| Given exercise |
Look for the string "more" in every line, and copy each line that has it.

Stored dataset items
────────────────
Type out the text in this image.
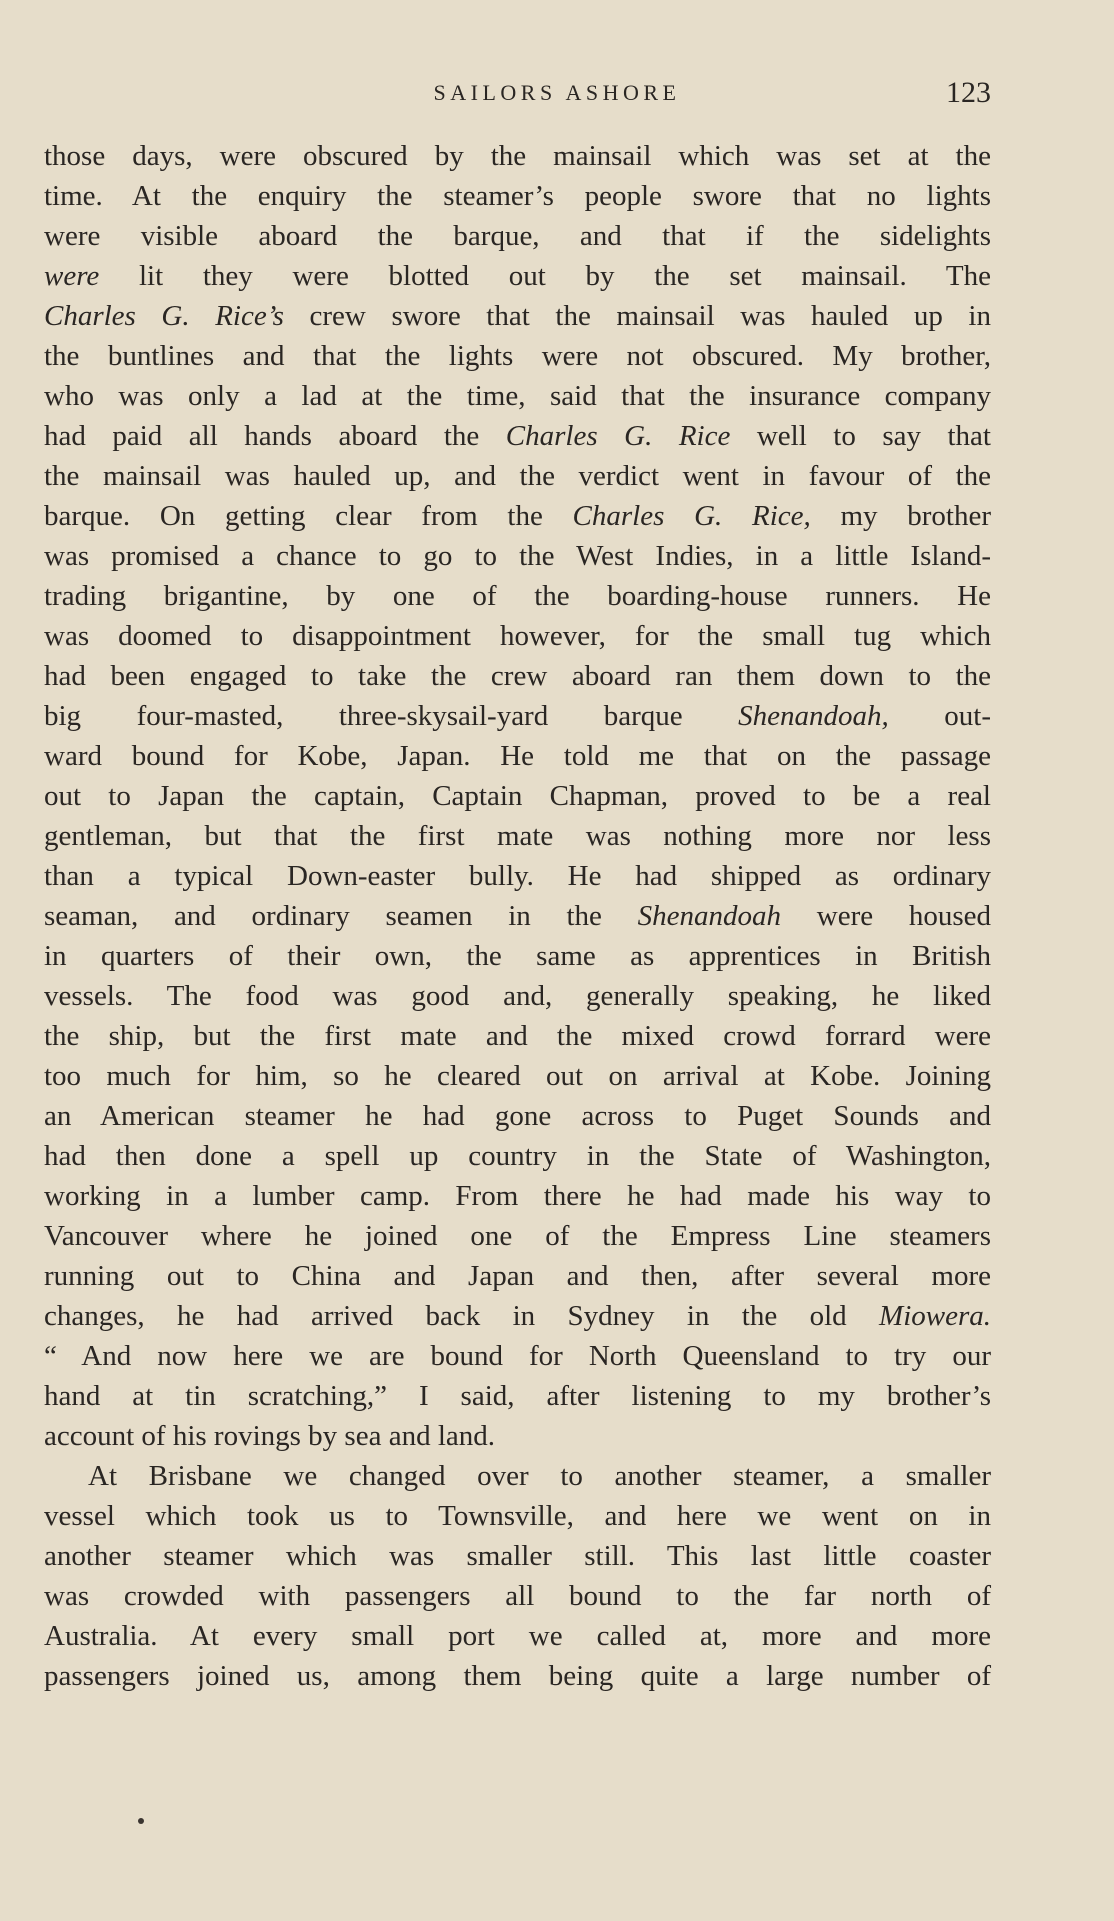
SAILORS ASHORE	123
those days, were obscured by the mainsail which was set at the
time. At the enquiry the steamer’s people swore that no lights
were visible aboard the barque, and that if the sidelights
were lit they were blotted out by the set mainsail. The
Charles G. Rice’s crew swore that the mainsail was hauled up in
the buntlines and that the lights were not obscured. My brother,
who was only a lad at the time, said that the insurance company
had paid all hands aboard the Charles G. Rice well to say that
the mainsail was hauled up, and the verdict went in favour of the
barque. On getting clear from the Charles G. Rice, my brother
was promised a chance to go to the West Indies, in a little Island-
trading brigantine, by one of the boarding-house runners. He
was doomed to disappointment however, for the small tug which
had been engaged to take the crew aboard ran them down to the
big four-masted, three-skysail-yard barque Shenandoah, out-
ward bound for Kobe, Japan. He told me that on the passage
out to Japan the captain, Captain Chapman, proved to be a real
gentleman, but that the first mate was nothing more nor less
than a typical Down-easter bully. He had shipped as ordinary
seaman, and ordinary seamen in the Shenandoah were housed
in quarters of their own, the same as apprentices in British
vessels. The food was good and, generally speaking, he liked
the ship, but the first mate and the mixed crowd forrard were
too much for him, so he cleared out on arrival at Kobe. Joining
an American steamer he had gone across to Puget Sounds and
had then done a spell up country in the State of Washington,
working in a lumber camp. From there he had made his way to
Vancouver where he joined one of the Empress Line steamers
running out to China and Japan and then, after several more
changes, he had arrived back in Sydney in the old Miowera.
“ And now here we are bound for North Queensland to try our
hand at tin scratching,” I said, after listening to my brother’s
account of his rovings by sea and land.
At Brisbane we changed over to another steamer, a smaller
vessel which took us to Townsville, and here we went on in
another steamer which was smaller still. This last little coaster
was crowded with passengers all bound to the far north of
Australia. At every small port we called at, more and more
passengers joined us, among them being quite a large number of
────────────────
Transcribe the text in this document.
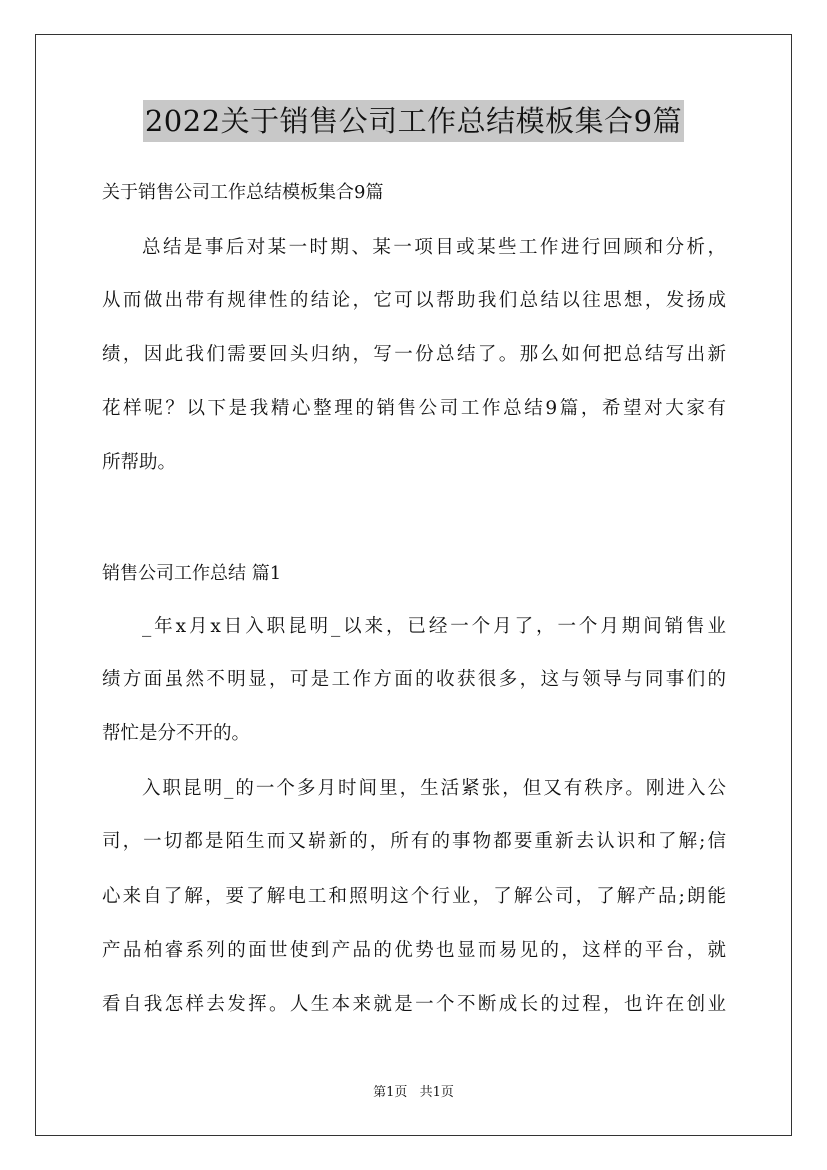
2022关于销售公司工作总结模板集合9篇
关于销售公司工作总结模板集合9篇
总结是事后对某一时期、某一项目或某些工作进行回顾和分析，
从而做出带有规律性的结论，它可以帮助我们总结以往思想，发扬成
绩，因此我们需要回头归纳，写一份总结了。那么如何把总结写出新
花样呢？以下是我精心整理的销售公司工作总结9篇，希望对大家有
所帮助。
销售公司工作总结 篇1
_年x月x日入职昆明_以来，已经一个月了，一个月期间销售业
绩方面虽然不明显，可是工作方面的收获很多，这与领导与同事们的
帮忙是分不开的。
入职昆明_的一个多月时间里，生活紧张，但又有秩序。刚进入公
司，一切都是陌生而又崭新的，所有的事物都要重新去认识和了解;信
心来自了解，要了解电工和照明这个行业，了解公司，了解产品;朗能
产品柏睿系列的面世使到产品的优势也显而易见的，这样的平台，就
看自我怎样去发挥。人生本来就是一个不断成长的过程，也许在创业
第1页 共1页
────────────────
| Full output |
gentleman, but that the first mate was nothing more nor less
running out to China and Japan and then, after several more
Australia. At every small port we called at, more and more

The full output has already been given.